» Goal:
Output exactly, and only, the stretch of lines beginning at the line with "What's the underlying" and ending at the last line of the listing below. Drop the pictures.
━━━━━━━━━━━━━━━━━━━━━━━━━━━━━━
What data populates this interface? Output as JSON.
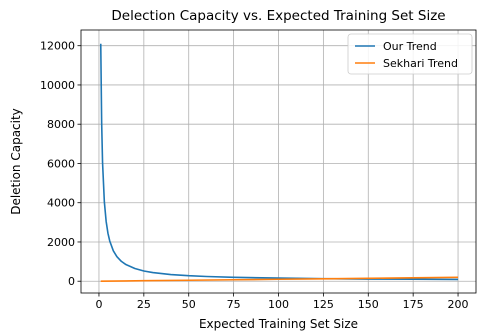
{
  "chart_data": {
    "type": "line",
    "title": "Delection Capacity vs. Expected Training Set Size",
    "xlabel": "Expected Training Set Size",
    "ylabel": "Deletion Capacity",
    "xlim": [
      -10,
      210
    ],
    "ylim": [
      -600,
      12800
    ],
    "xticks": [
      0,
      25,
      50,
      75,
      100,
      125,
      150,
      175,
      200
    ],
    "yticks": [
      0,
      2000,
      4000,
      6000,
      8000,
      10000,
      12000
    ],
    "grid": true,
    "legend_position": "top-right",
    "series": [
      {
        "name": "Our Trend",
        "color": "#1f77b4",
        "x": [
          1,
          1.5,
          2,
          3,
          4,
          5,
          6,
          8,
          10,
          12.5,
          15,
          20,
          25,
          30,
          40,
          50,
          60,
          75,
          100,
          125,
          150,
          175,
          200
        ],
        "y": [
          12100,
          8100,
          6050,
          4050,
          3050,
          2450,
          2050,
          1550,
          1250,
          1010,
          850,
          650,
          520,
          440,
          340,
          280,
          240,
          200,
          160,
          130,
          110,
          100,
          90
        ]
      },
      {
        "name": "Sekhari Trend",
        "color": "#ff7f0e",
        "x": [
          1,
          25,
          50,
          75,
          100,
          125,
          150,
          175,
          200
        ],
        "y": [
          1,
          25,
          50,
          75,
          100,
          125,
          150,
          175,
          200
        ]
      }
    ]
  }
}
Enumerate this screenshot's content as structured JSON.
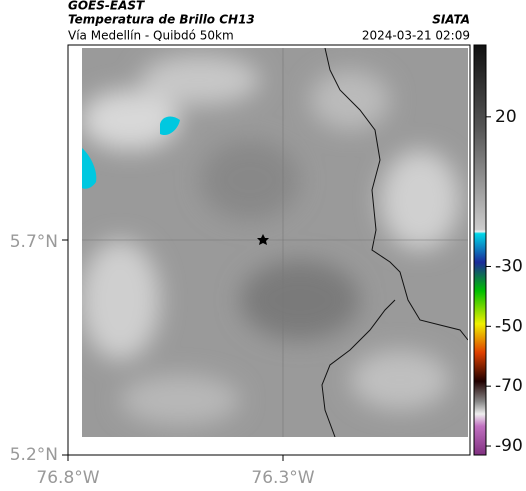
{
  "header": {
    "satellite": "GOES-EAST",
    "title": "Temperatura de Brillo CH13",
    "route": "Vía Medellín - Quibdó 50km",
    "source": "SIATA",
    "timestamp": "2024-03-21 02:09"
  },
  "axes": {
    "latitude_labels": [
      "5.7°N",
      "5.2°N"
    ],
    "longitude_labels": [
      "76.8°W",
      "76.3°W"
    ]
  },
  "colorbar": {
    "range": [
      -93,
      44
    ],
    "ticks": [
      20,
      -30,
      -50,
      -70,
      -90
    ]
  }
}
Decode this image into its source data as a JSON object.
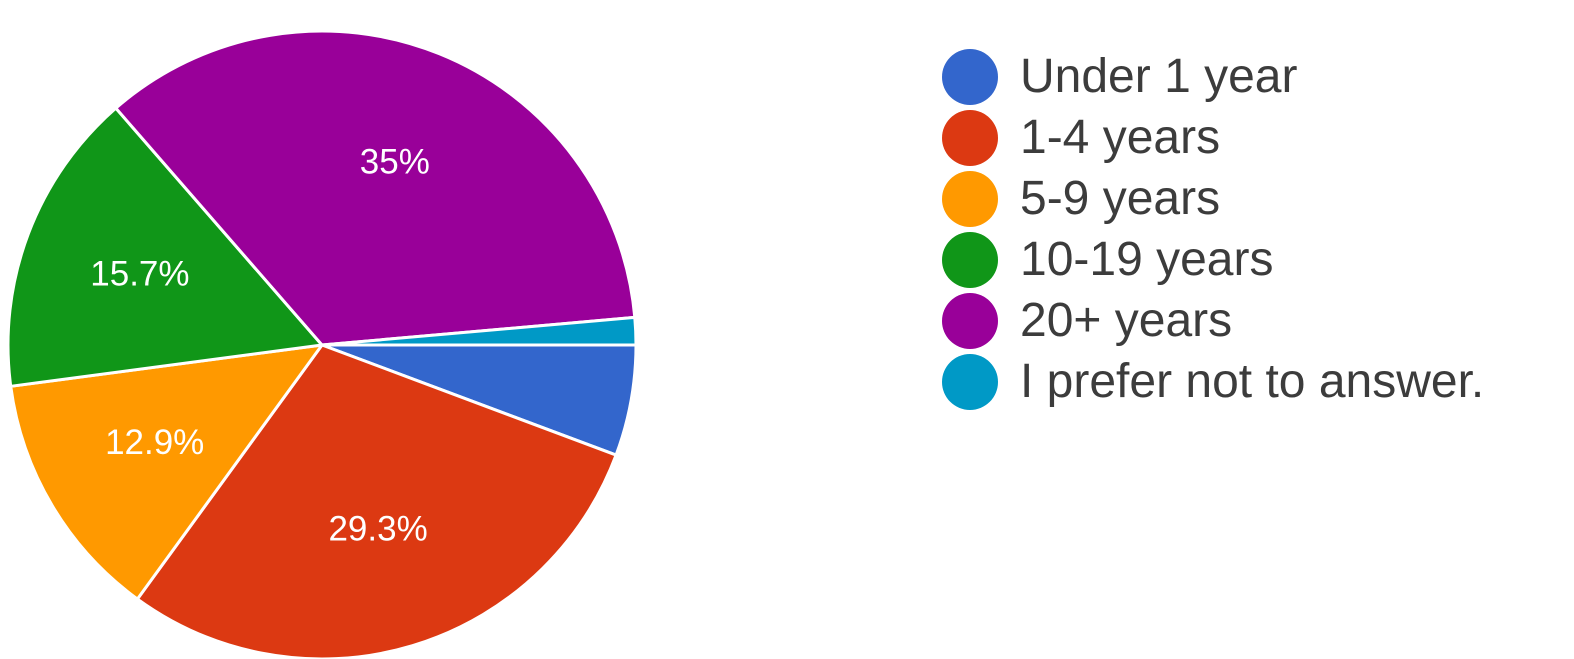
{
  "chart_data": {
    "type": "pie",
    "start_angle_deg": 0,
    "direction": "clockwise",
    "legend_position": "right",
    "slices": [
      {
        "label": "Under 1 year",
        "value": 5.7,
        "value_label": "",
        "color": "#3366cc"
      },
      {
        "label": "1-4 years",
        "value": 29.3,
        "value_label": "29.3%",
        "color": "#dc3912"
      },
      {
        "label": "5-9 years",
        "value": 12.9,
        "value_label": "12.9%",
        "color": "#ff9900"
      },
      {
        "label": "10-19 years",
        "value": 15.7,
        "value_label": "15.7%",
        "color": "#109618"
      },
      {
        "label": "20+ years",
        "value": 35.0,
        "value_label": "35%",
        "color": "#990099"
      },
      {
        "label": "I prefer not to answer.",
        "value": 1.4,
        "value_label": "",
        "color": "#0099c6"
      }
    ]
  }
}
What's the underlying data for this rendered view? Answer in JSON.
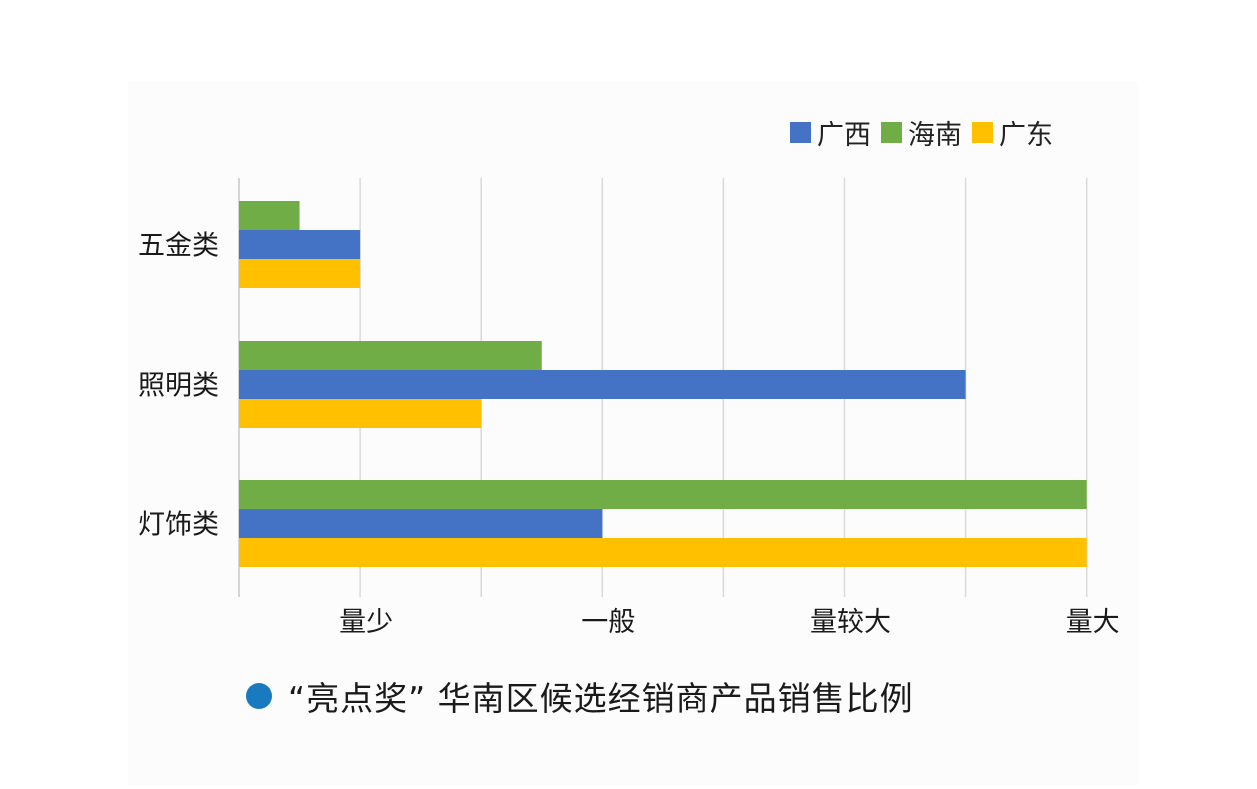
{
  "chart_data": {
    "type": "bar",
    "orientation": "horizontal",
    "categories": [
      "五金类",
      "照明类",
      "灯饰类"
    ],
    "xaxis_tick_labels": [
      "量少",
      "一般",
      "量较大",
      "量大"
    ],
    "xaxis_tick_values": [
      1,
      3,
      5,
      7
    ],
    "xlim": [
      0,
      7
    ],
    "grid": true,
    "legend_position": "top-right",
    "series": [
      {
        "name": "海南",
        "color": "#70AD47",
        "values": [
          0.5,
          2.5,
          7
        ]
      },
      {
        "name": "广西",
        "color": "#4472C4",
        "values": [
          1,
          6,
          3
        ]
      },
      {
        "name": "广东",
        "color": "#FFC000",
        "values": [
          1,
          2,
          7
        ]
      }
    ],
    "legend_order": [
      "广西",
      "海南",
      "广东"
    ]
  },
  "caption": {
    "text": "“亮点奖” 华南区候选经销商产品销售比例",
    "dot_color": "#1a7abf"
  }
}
━━━━━━━━━━━━━━━━━━━━━━━━━━━━━━
» Written answer:
What's the underlying data for this rendered view? Answer in JSON.
{
  "chart_data": {
    "type": "bar",
    "orientation": "horizontal",
    "categories": [
      "五金类",
      "照明类",
      "灯饰类"
    ],
    "xaxis_tick_labels": [
      "量少",
      "一般",
      "量较大",
      "量大"
    ],
    "xaxis_tick_values": [
      1,
      3,
      5,
      7
    ],
    "xlim": [
      0,
      7
    ],
    "grid": true,
    "legend_position": "top-right",
    "series": [
      {
        "name": "海南",
        "color": "#70AD47",
        "values": [
          0.5,
          2.5,
          7
        ]
      },
      {
        "name": "广西",
        "color": "#4472C4",
        "values": [
          1,
          6,
          3
        ]
      },
      {
        "name": "广东",
        "color": "#FFC000",
        "values": [
          1,
          2,
          7
        ]
      }
    ],
    "legend_order": [
      "广西",
      "海南",
      "广东"
    ]
  },
  "caption": {
    "text": "“亮点奖” 华南区候选经销商产品销售比例",
    "dot_color": "#1a7abf"
  }
}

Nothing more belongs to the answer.